## Your goal
In the listing below, quote the lines that begin with the one containing "- yetenekler-title: Yetenekler: [360, 735, 461, 757]" and end with the one containing "[82, 58, 188, 141]", with both of those lines included.

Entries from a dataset
______________________________

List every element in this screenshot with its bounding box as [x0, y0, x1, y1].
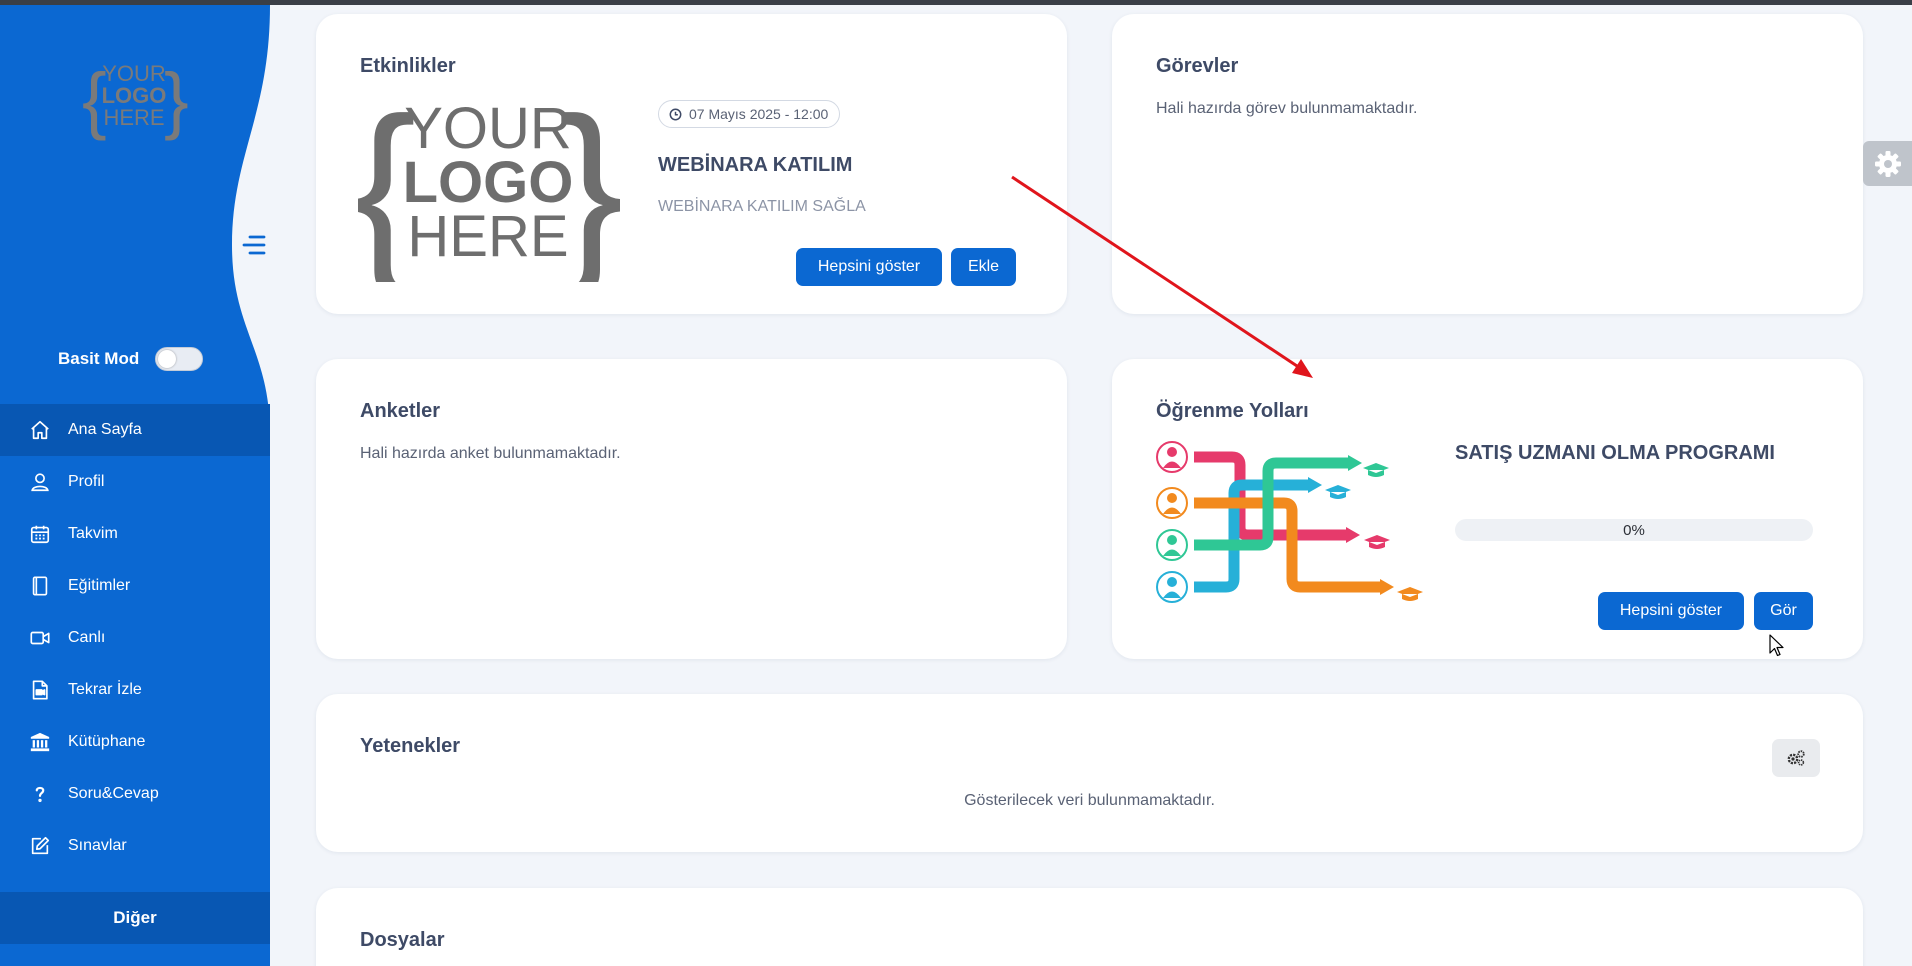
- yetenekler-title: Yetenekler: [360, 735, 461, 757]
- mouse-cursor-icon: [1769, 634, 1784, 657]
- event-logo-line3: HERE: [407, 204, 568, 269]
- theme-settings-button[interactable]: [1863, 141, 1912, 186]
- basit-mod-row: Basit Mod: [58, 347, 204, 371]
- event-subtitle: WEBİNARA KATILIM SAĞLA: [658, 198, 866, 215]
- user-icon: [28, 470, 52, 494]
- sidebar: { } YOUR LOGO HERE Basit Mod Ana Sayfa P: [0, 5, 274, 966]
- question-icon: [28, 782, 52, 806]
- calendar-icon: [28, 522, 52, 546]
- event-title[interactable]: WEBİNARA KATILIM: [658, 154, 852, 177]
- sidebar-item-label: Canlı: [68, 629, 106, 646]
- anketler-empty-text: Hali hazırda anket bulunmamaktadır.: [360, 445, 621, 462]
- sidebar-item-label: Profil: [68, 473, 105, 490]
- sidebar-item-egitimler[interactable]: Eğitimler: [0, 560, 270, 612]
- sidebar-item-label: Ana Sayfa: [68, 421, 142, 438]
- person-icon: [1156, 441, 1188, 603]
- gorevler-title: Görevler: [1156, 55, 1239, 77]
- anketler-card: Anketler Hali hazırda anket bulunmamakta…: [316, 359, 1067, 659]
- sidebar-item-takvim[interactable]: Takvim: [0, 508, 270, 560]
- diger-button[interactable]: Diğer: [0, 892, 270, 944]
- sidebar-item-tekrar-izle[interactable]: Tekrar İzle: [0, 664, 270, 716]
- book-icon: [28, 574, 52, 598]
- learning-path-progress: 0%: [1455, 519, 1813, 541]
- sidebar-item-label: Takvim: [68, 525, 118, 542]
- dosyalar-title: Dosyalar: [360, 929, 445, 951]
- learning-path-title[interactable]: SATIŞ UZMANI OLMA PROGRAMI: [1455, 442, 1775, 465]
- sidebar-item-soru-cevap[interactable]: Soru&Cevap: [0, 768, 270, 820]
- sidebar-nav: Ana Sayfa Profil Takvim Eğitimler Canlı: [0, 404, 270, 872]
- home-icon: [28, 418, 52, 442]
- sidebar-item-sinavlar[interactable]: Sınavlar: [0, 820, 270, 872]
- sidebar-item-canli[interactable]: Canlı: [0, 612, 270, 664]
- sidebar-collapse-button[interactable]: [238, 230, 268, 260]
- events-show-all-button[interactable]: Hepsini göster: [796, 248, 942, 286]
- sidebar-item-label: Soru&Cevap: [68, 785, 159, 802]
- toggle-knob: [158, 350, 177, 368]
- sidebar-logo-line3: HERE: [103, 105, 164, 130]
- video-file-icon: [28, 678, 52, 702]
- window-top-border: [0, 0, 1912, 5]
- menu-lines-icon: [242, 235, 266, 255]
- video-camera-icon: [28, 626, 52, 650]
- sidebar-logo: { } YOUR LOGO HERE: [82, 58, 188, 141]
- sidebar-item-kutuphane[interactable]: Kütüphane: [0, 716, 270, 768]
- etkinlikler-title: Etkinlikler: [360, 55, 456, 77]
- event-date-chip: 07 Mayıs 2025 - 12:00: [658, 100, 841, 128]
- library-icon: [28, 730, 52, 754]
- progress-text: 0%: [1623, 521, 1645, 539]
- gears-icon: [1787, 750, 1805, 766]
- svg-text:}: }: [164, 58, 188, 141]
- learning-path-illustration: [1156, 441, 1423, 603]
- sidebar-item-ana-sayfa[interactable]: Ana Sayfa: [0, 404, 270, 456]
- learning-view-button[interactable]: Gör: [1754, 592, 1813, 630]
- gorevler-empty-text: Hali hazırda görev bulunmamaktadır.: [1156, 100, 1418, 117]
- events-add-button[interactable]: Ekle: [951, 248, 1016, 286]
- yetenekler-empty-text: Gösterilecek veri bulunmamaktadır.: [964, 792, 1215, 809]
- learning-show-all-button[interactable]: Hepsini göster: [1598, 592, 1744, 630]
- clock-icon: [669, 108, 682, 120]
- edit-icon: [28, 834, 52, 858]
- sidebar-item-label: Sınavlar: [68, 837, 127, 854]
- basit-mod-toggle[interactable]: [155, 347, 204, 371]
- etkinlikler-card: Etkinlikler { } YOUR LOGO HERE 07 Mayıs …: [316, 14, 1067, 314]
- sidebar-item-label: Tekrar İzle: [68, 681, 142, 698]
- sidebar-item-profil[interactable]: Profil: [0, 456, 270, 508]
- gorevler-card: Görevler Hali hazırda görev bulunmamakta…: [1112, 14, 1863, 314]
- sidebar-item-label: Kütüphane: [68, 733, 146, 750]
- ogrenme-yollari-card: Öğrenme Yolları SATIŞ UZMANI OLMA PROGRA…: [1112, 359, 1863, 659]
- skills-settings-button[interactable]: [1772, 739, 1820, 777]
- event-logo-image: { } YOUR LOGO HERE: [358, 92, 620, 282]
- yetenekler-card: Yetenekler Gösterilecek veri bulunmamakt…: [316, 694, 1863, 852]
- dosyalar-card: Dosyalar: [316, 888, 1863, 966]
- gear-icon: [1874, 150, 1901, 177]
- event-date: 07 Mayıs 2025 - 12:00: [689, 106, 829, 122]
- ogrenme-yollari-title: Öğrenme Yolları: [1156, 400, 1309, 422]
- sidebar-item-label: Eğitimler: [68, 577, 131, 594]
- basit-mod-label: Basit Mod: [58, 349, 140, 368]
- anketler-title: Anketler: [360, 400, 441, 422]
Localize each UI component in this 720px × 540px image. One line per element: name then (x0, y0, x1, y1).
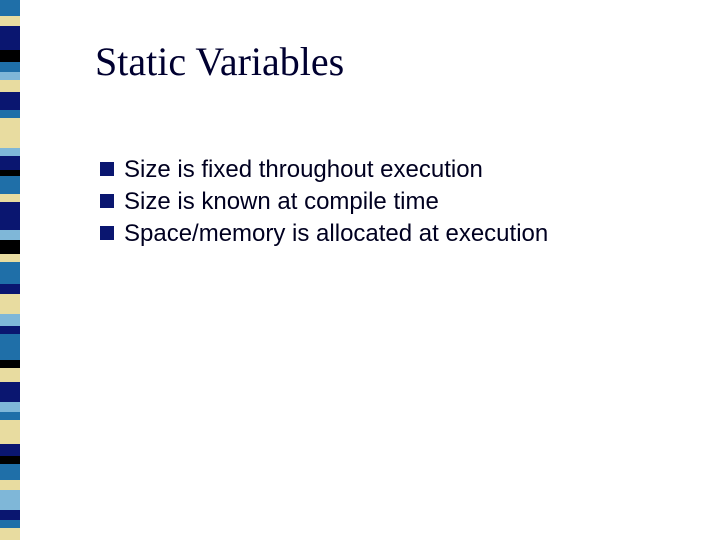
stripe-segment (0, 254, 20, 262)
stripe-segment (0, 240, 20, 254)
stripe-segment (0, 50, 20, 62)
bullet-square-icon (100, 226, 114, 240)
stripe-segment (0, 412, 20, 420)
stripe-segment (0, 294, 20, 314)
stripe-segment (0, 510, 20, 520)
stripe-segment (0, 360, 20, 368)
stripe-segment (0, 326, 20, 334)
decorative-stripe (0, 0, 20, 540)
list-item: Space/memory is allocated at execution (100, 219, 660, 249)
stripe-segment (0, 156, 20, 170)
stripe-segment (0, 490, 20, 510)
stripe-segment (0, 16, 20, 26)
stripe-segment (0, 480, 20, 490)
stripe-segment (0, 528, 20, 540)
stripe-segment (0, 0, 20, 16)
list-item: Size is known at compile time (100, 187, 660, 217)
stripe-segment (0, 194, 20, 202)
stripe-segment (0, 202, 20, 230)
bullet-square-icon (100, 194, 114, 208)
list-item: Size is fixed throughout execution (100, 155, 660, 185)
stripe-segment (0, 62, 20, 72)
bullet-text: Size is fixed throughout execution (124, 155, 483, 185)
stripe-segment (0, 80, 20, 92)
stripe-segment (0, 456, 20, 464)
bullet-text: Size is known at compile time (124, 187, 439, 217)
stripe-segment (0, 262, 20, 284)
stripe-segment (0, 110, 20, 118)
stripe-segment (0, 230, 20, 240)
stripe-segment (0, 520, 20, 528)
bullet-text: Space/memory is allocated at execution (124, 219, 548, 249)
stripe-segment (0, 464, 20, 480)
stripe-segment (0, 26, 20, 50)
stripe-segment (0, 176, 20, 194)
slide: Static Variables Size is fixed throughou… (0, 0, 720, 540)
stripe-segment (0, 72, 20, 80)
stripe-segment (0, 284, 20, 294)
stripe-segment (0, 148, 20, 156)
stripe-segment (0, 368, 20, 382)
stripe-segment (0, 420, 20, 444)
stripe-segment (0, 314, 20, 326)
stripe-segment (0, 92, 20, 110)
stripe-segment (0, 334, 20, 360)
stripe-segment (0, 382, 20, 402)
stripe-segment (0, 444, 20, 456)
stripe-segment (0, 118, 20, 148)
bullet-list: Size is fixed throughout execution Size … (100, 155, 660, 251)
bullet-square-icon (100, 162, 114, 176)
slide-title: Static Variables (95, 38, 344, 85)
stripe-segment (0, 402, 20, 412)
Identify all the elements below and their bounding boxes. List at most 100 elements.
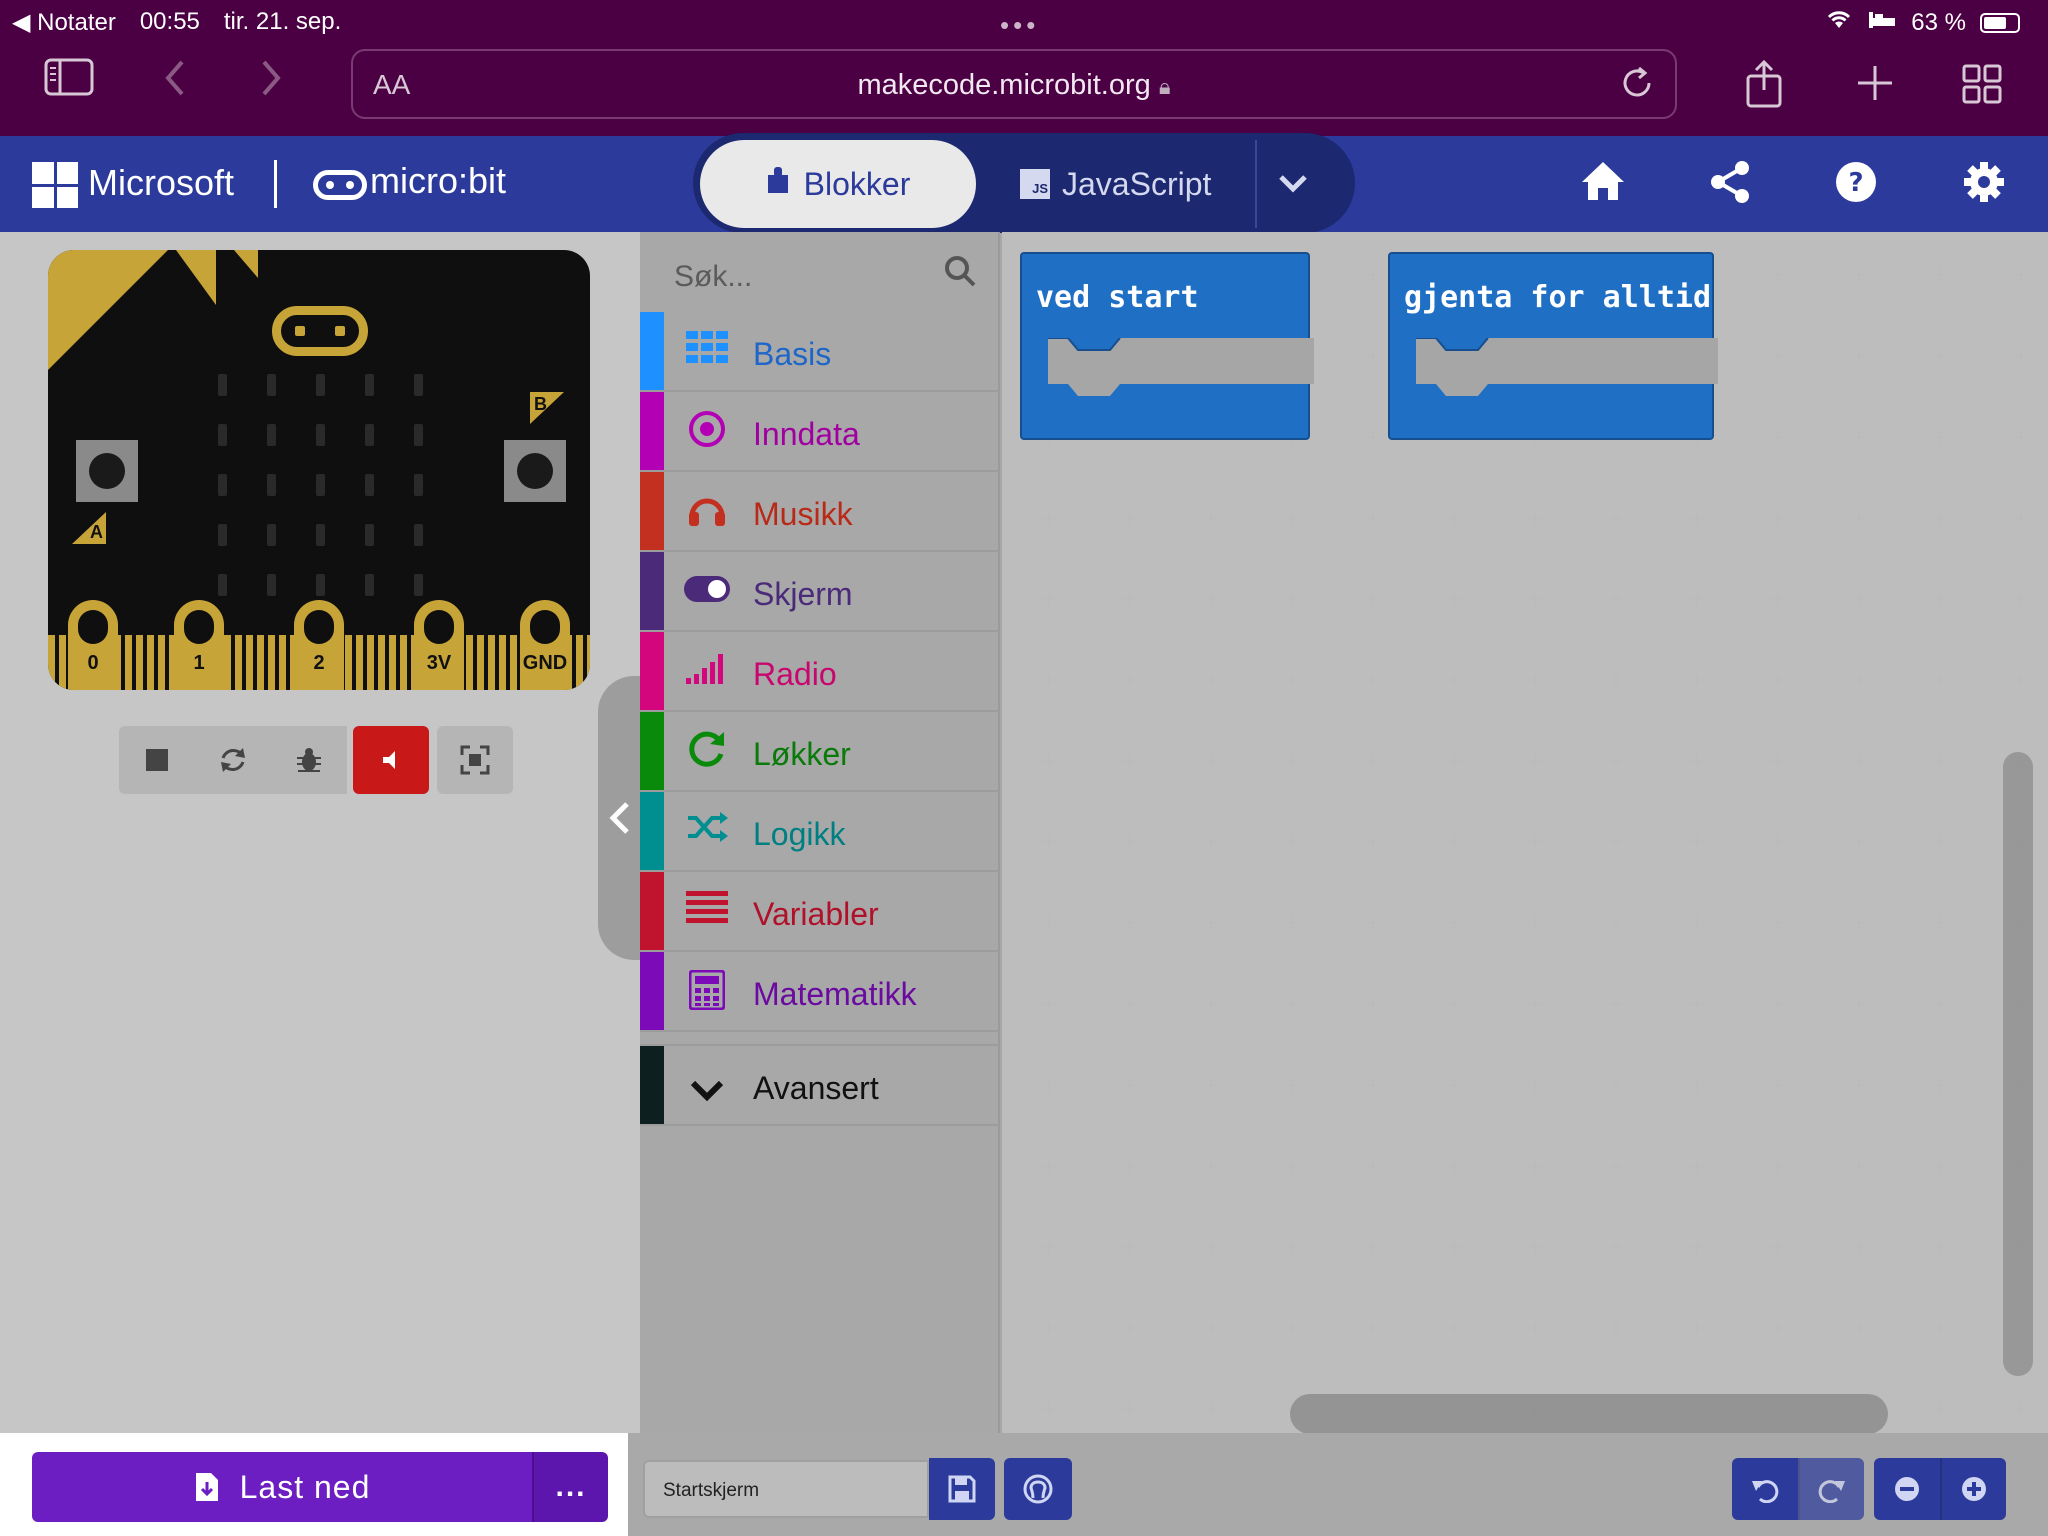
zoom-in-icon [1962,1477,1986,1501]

______________________________

## Exercise output
- yetenekler-title: Yetenekler: [360, 735, 461, 757]
- mouse-cursor-icon: [1769, 634, 1784, 657]
- event-logo-line3: HERE: [407, 204, 568, 269]
- theme-settings-button[interactable]: [1863, 141, 1912, 186]
- basit-mod-row: Basit Mod: [58, 347, 204, 371]
- event-subtitle: WEBİNARA KATILIM SAĞLA: [658, 198, 866, 215]
- user-icon: [28, 470, 52, 494]
- sidebar: { } YOUR LOGO HERE Basit Mod Ana Sayfa P: [0, 5, 274, 966]
- question-icon: [28, 782, 52, 806]
- calendar-icon: [28, 522, 52, 546]
- event-title[interactable]: WEBİNARA KATILIM: [658, 154, 852, 177]
- sidebar-item-label: Canlı: [68, 629, 106, 646]
- anketler-empty-text: Hali hazırda anket bulunmamaktadır.: [360, 445, 621, 462]
- sidebar-item-label: Profil: [68, 473, 105, 490]
- sidebar-item-egitimler[interactable]: Eğitimler: [0, 560, 270, 612]
- sidebar-item-label: Ana Sayfa: [68, 421, 142, 438]
- person-icon: [1156, 441, 1188, 603]
- gorevler-title: Görevler: [1156, 55, 1239, 77]
- anketler-card: Anketler Hali hazırda anket bulunmamakta…: [316, 359, 1067, 659]
- sidebar-item-takvim[interactable]: Takvim: [0, 508, 270, 560]
- diger-button[interactable]: Diğer: [0, 892, 270, 944]
- sidebar-item-tekrar-izle[interactable]: Tekrar İzle: [0, 664, 270, 716]
- book-icon: [28, 574, 52, 598]
- learning-path-progress: 0%: [1455, 519, 1813, 541]
- sidebar-item-label: Takvim: [68, 525, 118, 542]
- dosyalar-title: Dosyalar: [360, 929, 445, 951]
- learning-path-title[interactable]: SATIŞ UZMANI OLMA PROGRAMI: [1455, 442, 1775, 465]
- sidebar-item-soru-cevap[interactable]: Soru&Cevap: [0, 768, 270, 820]
- sidebar-nav: Ana Sayfa Profil Takvim Eğitimler Canlı: [0, 404, 270, 872]
- home-icon: [28, 418, 52, 442]
- sidebar-item-sinavlar[interactable]: Sınavlar: [0, 820, 270, 872]
- sidebar-item-canli[interactable]: Canlı: [0, 612, 270, 664]
- sidebar-collapse-button[interactable]: [238, 230, 268, 260]
- events-show-all-button[interactable]: Hepsini göster: [796, 248, 942, 286]
- sidebar-item-label: Soru&Cevap: [68, 785, 159, 802]
- toggle-knob: [158, 350, 177, 368]
- sidebar-logo-line3: HERE: [103, 105, 164, 130]
- video-file-icon: [28, 678, 52, 702]
- window-top-border: [0, 0, 1912, 5]
- menu-lines-icon: [242, 235, 266, 255]
- video-camera-icon: [28, 626, 52, 650]
- sidebar-logo: { } YOUR LOGO HERE: [82, 58, 188, 141]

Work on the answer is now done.